◆ **WHAT IS NEEDED**
Copy out all the entries exactly.

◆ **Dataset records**
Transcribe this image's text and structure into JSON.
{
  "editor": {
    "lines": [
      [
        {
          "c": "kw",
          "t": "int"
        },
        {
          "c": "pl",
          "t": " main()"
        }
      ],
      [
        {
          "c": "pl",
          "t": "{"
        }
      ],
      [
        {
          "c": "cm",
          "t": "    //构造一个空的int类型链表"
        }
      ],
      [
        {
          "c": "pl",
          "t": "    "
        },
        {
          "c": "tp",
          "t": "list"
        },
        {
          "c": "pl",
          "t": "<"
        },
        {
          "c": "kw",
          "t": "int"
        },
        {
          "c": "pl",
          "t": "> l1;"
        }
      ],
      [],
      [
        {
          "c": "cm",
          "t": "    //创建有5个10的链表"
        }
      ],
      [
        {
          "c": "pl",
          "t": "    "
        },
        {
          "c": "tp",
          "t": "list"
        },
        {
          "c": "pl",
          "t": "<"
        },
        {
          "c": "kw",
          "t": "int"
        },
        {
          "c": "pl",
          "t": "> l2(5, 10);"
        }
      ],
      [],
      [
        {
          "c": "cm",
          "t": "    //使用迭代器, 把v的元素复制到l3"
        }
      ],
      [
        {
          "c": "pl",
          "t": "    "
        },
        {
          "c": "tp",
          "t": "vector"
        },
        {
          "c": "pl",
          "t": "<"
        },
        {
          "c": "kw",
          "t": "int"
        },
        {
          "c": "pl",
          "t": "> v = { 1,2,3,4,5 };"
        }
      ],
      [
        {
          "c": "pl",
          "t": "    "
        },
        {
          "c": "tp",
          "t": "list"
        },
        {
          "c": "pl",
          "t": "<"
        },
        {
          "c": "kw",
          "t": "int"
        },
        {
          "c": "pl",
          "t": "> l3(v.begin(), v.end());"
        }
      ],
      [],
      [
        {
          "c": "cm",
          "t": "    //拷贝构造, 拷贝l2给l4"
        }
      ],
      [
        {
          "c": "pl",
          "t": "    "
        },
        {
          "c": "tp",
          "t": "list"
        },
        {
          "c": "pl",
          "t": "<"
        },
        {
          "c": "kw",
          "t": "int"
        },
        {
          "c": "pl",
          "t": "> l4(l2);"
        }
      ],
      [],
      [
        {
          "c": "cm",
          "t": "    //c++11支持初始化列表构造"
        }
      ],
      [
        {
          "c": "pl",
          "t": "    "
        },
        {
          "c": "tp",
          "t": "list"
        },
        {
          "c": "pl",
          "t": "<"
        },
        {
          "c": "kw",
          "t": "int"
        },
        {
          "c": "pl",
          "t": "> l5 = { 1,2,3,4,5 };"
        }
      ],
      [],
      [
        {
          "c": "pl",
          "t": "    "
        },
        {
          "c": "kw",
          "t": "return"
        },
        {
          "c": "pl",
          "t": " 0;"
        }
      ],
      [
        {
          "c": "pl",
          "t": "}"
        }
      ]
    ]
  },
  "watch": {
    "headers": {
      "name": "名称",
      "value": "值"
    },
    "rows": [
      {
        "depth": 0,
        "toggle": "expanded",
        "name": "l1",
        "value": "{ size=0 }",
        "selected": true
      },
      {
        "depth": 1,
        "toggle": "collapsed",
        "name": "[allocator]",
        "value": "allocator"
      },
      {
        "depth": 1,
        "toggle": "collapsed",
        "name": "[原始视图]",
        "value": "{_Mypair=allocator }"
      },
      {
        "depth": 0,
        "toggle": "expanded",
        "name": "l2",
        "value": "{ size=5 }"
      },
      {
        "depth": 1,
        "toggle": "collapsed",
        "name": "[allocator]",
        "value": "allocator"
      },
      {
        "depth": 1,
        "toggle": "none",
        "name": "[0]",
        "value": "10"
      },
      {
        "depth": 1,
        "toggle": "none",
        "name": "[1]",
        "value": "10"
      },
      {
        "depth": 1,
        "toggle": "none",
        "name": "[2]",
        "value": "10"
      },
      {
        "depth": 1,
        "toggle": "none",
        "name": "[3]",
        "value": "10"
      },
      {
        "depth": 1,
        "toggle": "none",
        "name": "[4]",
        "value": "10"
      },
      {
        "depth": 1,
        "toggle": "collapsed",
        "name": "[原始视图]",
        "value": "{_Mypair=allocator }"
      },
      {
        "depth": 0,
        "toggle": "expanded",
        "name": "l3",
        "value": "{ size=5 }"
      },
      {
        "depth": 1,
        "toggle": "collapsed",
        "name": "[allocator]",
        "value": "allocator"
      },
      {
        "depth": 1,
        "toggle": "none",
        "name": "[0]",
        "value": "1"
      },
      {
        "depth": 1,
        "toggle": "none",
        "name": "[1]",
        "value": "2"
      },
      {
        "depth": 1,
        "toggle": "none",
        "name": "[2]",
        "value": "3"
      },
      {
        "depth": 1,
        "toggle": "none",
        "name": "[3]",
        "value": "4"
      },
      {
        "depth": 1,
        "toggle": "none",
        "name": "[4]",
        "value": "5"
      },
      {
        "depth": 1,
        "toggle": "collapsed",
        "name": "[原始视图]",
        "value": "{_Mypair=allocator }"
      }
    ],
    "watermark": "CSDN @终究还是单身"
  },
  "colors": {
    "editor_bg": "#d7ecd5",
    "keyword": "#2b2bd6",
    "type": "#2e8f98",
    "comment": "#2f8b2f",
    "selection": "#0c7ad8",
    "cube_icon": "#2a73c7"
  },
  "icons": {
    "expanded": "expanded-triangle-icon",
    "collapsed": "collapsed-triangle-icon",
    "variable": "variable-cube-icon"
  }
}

◆ **SOLUTION BELOW**
Transcribe this image's text and structure into JSON.
{
  "editor": {
    "lines": [
      [
        {
          "c": "kw",
          "t": "int"
        },
        {
          "c": "pl",
          "t": " main()"
        }
      ],
      [
        {
          "c": "pl",
          "t": "{"
        }
      ],
      [
        {
          "c": "cm",
          "t": "    //构造一个空的int类型链表"
        }
      ],
      [
        {
          "c": "pl",
          "t": "    "
        },
        {
          "c": "tp",
          "t": "list"
        },
        {
          "c": "pl",
          "t": "<"
        },
        {
          "c": "kw",
          "t": "int"
        },
        {
          "c": "pl",
          "t": "> l1;"
        }
      ],
      [],
      [
        {
          "c": "cm",
          "t": "    //创建有5个10的链表"
        }
      ],
      [
        {
          "c": "pl",
          "t": "    "
        },
        {
          "c": "tp",
          "t": "list"
        },
        {
          "c": "pl",
          "t": "<"
        },
        {
          "c": "kw",
          "t": "int"
        },
        {
          "c": "pl",
          "t": "> l2(5, 10);"
        }
      ],
      [],
      [
        {
          "c": "cm",
          "t": "    //使用迭代器, 把v的元素复制到l3"
        }
      ],
      [
        {
          "c": "pl",
          "t": "    "
        },
        {
          "c": "tp",
          "t": "vector"
        },
        {
          "c": "pl",
          "t": "<"
        },
        {
          "c": "kw",
          "t": "int"
        },
        {
          "c": "pl",
          "t": "> v = { 1,2,3,4,5 };"
        }
      ],
      [
        {
          "c": "pl",
          "t": "    "
        },
        {
          "c": "tp",
          "t": "list"
        },
        {
          "c": "pl",
          "t": "<"
        },
        {
          "c": "kw",
          "t": "int"
        },
        {
          "c": "pl",
          "t": "> l3(v.begin(), v.end());"
        }
      ],
      [],
      [
        {
          "c": "cm",
          "t": "    //拷贝构造, 拷贝l2给l4"
        }
      ],
      [
        {
          "c": "pl",
          "t": "    "
        },
        {
          "c": "tp",
          "t": "list"
        },
        {
          "c": "pl",
          "t": "<"
        },
        {
          "c": "kw",
          "t": "int"
        },
        {
          "c": "pl",
          "t": "> l4(l2);"
        }
      ],
      [],
      [
        {
          "c": "cm",
          "t": "    //c++11支持初始化列表构造"
        }
      ],
      [
        {
          "c": "pl",
          "t": "    "
        },
        {
          "c": "tp",
          "t": "list"
        },
        {
          "c": "pl",
          "t": "<"
        },
        {
          "c": "kw",
          "t": "int"
        },
        {
          "c": "pl",
          "t": "> l5 = { 1,2,3,4,5 };"
        }
      ],
      [],
      [
        {
          "c": "pl",
          "t": "    "
        },
        {
          "c": "kw",
          "t": "return"
        },
        {
          "c": "pl",
          "t": " 0;"
        }
      ],
      [
        {
          "c": "pl",
          "t": "}"
        }
      ]
    ]
  },
  "watch": {
    "headers": {
      "name": "名称",
      "value": "值"
    },
    "rows": [
      {
        "depth": 0,
        "toggle": "expanded",
        "name": "l1",
        "value": "{ size=0 }",
        "selected": true
      },
      {
        "depth": 1,
        "toggle": "collapsed",
        "name": "[allocator]",
        "value": "allocator"
      },
      {
        "depth": 1,
        "toggle": "collapsed",
        "name": "[原始视图]",
        "value": "{_Mypair=allocator }"
      },
      {
        "depth": 0,
        "toggle": "expanded",
        "name": "l2",
        "value": "{ size=5 }"
      },
      {
        "depth": 1,
        "toggle": "collapsed",
        "name": "[allocator]",
        "value": "allocator"
      },
      {
        "depth": 1,
        "toggle": "none",
        "name": "[0]",
        "value": "10"
      },
      {
        "depth": 1,
        "toggle": "none",
        "name": "[1]",
        "value": "10"
      },
      {
        "depth": 1,
        "toggle": "none",
        "name": "[2]",
        "value": "10"
      },
      {
        "depth": 1,
        "toggle": "none",
        "name": "[3]",
        "value": "10"
      },
      {
        "depth": 1,
        "toggle": "none",
        "name": "[4]",
        "value": "10"
      },
      {
        "depth": 1,
        "toggle": "collapsed",
        "name": "[原始视图]",
        "value": "{_Mypair=allocator }"
      },
      {
        "depth": 0,
        "toggle": "expanded",
        "name": "l3",
        "value": "{ size=5 }"
      },
      {
        "depth": 1,
        "toggle": "collapsed",
        "name": "[allocator]",
        "value": "allocator"
      },
      {
        "depth": 1,
        "toggle": "none",
        "name": "[0]",
        "value": "1"
      },
      {
        "depth": 1,
        "toggle": "none",
        "name": "[1]",
        "value": "2"
      },
      {
        "depth": 1,
        "toggle": "none",
        "name": "[2]",
        "value": "3"
      },
      {
        "depth": 1,
        "toggle": "none",
        "name": "[3]",
        "value": "4"
      },
      {
        "depth": 1,
        "toggle": "none",
        "name": "[4]",
        "value": "5"
      },
      {
        "depth": 1,
        "toggle": "collapsed",
        "name": "[原始视图]",
        "value": "{_Mypair=allocator }"
      }
    ],
    "watermark": "CSDN @终究还是单身"
  },
  "colors": {
    "editor_bg": "#d7ecd5",
    "keyword": "#2b2bd6",
    "type": "#2e8f98",
    "comment": "#2f8b2f",
    "selection": "#0c7ad8",
    "cube_icon": "#2a73c7"
  },
  "icons": {
    "expanded": "expanded-triangle-icon",
    "collapsed": "collapsed-triangle-icon",
    "variable": "variable-cube-icon"
  }
}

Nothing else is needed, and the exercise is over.